[Given records]:
--------
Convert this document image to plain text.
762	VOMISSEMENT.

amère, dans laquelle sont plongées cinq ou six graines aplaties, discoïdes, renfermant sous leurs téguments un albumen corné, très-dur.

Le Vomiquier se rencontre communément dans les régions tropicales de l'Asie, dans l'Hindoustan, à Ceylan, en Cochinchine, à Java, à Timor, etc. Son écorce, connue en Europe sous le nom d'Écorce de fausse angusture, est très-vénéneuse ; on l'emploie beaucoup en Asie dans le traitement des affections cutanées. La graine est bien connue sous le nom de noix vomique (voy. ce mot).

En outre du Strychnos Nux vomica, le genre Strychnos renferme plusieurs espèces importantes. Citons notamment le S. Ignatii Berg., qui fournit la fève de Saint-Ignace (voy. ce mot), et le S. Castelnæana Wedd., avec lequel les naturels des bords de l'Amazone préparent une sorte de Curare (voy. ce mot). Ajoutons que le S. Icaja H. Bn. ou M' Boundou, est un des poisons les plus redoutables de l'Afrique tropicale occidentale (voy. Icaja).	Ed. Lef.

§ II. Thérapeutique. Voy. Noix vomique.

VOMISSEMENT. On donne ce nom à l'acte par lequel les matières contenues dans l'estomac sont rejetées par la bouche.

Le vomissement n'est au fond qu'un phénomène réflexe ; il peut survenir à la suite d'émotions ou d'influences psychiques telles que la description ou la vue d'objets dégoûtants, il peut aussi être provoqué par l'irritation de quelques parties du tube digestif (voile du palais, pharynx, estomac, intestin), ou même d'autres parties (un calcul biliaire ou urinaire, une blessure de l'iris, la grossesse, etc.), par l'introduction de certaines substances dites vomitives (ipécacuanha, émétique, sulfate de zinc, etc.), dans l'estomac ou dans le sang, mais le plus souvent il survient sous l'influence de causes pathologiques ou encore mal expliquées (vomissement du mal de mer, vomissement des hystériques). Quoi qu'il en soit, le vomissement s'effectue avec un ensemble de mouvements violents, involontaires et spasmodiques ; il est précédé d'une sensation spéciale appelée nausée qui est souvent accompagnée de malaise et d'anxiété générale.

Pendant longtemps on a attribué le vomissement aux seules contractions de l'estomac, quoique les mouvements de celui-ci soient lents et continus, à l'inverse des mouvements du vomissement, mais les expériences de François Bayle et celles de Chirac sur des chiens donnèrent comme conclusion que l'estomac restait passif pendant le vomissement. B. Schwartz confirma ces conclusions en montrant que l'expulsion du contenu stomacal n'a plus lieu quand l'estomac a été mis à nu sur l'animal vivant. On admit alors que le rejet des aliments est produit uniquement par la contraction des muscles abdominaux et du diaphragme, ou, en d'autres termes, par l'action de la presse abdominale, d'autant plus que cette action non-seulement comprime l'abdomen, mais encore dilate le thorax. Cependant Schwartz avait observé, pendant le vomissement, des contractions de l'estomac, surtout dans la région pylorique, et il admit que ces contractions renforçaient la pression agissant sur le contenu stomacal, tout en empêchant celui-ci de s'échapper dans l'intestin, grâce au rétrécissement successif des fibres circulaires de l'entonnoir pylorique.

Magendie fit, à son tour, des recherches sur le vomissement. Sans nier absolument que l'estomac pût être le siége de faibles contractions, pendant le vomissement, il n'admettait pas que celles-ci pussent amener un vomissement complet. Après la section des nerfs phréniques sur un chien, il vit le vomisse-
--------
[What is asked]: Write the data back out verbatim.

[Exercise result]:
Convert this document image to plain text.
762	VOMISSEMENT.

amère, dans laquelle sont plongées cinq ou six graines aplaties, discoïdes, renfermant sous leurs téguments un albumen corné, très-dur.

Le Vomiquier se rencontre communément dans les régions tropicales de l'Asie, dans l'Hindoustan, à Ceylan, en Cochinchine, à Java, à Timor, etc. Son écorce, connue en Europe sous le nom d'Écorce de fausse angusture, est très-vénéneuse ; on l'emploie beaucoup en Asie dans le traitement des affections cutanées. La graine est bien connue sous le nom de noix vomique (voy. ce mot).

En outre du Strychnos Nux vomica, le genre Strychnos renferme plusieurs espèces importantes. Citons notamment le S. Ignatii Berg., qui fournit la fève de Saint-Ignace (voy. ce mot), et le S. Castelnæana Wedd., avec lequel les naturels des bords de l'Amazone préparent une sorte de Curare (voy. ce mot). Ajoutons que le S. Icaja H. Bn. ou M' Boundou, est un des poisons les plus redoutables de l'Afrique tropicale occidentale (voy. Icaja).	Ed. Lef.

§ II. Thérapeutique. Voy. Noix vomique.

VOMISSEMENT. On donne ce nom à l'acte par lequel les matières contenues dans l'estomac sont rejetées par la bouche.

Le vomissement n'est au fond qu'un phénomène réflexe ; il peut survenir à la suite d'émotions ou d'influences psychiques telles que la description ou la vue d'objets dégoûtants, il peut aussi être provoqué par l'irritation de quelques parties du tube digestif (voile du palais, pharynx, estomac, intestin), ou même d'autres parties (un calcul biliaire ou urinaire, une blessure de l'iris, la grossesse, etc.), par l'introduction de certaines substances dites vomitives (ipécacuanha, émétique, sulfate de zinc, etc.), dans l'estomac ou dans le sang, mais le plus souvent il survient sous l'influence de causes pathologiques ou encore mal expliquées (vomissement du mal de mer, vomissement des hystériques). Quoi qu'il en soit, le vomissement s'effectue avec un ensemble de mouvements violents, involontaires et spasmodiques ; il est précédé d'une sensation spéciale appelée nausée qui est souvent accompagnée de malaise et d'anxiété générale.

Pendant longtemps on a attribué le vomissement aux seules contractions de l'estomac, quoique les mouvements de celui-ci soient lents et continus, à l'inverse des mouvements du vomissement, mais les expériences de François Bayle et celles de Chirac sur des chiens donnèrent comme conclusion que l'estomac restait passif pendant le vomissement. B. Schwartz confirma ces conclusions en montrant que l'expulsion du contenu stomacal n'a plus lieu quand l'estomac a été mis à nu sur l'animal vivant. On admit alors que le rejet des aliments est produit uniquement par la contraction des muscles abdominaux et du diaphragme, ou, en d'autres termes, par l'action de la presse abdominale, d'autant plus que cette action non-seulement comprime l'abdomen, mais encore dilate le thorax. Cependant Schwartz avait observé, pendant le vomissement, des contractions de l'estomac, surtout dans la région pylorique, et il admit que ces contractions renforçaient la pression agissant sur le contenu stomacal, tout en empêchant celui-ci de s'échapper dans l'intestin, grâce au rétrécissement successif des fibres circulaires de l'entonnoir pylorique.

Magendie fit, à son tour, des recherches sur le vomissement. Sans nier absolument que l'estomac pût être le siége de faibles contractions, pendant le vomissement, il n'admettait pas que celles-ci pussent amener un vomissement complet. Après la section des nerfs phréniques sur un chien, il vit le vomisse-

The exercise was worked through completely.